## [What is asked]
Within the material below, find each line bearing the word "Niveau" and present it.

## [Some records]

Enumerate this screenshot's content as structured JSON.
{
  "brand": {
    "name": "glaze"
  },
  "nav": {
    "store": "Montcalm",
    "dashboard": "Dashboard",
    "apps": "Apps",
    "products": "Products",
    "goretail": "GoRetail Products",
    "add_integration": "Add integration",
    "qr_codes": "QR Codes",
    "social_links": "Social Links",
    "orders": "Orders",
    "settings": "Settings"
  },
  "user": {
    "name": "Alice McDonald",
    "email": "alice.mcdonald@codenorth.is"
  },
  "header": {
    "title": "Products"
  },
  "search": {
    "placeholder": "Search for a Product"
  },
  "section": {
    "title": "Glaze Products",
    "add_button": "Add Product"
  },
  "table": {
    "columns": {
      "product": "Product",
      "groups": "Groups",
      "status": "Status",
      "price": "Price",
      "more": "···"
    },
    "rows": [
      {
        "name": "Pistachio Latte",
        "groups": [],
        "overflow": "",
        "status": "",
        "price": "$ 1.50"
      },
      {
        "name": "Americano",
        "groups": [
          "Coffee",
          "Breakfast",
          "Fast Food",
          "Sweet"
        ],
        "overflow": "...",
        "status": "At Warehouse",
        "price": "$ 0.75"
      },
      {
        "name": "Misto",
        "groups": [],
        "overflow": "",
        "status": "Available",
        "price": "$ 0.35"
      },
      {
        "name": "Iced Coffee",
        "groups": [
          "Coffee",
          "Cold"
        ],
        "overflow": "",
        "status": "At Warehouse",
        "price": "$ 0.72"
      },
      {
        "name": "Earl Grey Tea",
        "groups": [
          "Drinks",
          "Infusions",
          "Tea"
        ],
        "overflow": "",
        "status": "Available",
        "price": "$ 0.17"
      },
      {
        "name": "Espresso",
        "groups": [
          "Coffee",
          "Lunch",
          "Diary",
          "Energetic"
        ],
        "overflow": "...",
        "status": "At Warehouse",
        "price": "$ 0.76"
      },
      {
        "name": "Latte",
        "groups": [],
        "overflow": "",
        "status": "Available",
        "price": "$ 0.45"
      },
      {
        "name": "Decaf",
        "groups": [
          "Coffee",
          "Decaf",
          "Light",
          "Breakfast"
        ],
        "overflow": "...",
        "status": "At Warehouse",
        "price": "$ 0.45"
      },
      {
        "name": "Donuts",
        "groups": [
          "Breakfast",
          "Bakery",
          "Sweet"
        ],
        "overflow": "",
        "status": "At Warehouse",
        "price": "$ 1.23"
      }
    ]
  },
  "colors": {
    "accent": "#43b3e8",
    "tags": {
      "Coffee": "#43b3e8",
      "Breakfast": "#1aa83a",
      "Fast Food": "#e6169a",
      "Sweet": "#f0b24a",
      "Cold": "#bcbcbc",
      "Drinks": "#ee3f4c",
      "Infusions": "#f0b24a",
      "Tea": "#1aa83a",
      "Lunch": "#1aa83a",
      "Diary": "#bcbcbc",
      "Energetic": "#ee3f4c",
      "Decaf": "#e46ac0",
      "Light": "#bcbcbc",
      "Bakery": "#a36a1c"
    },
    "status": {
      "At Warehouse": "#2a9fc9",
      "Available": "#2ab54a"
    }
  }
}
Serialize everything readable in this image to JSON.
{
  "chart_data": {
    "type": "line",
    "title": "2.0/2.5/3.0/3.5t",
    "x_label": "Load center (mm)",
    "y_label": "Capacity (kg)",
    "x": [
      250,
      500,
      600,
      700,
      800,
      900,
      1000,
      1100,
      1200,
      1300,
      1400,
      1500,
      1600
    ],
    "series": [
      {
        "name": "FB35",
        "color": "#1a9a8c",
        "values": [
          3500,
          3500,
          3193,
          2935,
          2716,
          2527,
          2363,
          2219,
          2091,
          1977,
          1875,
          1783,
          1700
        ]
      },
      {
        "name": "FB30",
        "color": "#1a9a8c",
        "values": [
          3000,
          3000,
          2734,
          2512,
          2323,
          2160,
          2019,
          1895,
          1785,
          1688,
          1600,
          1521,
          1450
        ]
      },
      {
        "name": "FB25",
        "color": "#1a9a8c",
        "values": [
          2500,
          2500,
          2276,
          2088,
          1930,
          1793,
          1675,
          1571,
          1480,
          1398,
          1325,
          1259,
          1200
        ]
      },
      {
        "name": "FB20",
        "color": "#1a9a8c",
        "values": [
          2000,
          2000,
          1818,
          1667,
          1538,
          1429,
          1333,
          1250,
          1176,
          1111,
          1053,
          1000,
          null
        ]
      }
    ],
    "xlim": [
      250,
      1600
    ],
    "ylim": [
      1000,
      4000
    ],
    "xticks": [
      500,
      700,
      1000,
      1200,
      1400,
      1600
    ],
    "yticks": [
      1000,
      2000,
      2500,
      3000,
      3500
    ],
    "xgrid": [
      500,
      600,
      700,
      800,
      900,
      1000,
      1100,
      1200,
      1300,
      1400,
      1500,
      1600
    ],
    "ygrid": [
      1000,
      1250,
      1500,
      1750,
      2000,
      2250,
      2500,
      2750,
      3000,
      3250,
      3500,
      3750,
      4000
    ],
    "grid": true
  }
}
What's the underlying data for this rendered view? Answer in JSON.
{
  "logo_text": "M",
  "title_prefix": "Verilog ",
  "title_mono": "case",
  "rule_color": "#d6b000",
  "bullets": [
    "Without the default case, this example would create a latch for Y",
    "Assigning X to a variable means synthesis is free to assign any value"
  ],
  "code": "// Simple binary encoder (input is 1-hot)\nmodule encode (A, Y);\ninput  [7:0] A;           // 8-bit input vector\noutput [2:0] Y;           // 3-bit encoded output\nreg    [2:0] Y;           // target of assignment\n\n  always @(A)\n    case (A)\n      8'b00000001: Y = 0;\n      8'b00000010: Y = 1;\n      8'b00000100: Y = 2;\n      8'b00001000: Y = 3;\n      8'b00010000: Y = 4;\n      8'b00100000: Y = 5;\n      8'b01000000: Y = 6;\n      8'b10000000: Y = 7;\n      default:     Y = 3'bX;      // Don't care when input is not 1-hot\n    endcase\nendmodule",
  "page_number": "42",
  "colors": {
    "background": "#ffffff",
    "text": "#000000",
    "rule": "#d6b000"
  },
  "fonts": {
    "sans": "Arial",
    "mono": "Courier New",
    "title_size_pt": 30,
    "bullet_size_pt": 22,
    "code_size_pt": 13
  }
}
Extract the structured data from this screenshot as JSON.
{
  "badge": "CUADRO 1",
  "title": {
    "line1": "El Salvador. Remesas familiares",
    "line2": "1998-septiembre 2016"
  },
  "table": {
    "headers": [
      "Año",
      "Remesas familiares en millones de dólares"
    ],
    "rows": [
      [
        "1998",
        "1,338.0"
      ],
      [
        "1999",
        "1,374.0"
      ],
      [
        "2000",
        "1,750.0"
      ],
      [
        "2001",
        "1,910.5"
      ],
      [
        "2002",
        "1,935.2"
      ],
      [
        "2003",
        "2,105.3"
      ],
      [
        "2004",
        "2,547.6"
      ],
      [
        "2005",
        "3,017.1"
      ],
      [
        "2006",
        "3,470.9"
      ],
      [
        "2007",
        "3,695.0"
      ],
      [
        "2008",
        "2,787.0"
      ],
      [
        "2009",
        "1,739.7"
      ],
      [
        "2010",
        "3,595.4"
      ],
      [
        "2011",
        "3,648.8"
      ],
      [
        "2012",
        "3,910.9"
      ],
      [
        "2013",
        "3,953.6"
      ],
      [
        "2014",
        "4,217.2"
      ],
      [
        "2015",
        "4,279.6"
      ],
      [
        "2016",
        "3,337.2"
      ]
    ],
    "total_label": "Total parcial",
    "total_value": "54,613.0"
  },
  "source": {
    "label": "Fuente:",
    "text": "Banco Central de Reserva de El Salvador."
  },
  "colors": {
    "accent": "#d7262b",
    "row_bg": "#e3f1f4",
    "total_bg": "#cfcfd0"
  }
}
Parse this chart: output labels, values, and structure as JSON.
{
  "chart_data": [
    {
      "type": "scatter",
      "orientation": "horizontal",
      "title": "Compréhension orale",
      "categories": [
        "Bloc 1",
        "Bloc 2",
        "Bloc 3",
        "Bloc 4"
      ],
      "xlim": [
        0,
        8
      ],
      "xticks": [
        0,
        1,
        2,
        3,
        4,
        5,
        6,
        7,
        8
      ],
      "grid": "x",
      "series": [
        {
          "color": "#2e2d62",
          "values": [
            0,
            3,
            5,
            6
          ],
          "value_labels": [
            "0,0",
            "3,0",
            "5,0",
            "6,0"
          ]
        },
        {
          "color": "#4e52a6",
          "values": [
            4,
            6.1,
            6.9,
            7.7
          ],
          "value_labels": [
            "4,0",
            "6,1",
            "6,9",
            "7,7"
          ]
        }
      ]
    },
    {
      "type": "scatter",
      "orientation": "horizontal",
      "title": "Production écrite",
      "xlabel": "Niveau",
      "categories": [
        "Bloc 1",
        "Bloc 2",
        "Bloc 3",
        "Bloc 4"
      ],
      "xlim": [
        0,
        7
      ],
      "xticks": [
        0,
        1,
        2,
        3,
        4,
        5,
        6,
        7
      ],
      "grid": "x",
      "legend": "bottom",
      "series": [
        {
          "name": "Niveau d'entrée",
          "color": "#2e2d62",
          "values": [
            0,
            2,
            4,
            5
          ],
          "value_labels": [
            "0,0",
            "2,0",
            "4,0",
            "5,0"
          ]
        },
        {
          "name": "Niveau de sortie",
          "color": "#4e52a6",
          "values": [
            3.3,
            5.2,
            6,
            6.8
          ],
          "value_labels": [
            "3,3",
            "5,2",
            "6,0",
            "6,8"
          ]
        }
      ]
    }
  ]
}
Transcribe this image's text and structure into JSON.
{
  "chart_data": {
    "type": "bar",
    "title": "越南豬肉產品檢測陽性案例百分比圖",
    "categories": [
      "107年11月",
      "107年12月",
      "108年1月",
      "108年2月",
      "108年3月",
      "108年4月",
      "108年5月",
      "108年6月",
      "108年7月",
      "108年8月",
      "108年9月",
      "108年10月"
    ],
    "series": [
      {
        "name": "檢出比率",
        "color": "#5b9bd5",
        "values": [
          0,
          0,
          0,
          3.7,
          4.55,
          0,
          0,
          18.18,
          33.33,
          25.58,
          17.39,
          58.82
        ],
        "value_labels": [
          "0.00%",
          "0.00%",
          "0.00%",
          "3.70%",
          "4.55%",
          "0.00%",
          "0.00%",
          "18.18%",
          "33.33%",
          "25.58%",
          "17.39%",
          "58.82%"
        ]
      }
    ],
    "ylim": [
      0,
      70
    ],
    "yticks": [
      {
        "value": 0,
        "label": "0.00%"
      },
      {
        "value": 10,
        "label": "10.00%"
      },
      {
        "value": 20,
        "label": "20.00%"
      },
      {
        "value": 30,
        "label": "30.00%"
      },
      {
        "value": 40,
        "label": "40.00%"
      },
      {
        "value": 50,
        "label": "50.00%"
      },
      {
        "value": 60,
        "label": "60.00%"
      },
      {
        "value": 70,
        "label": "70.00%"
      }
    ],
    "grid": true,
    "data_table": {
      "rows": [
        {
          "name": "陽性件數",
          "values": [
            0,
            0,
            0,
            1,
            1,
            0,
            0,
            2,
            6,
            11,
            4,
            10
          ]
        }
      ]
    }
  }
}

## [Task response]
      "xlabel": "Niveau",
          "name": "Niveau d'entrée",
          "name": "Niveau de sortie",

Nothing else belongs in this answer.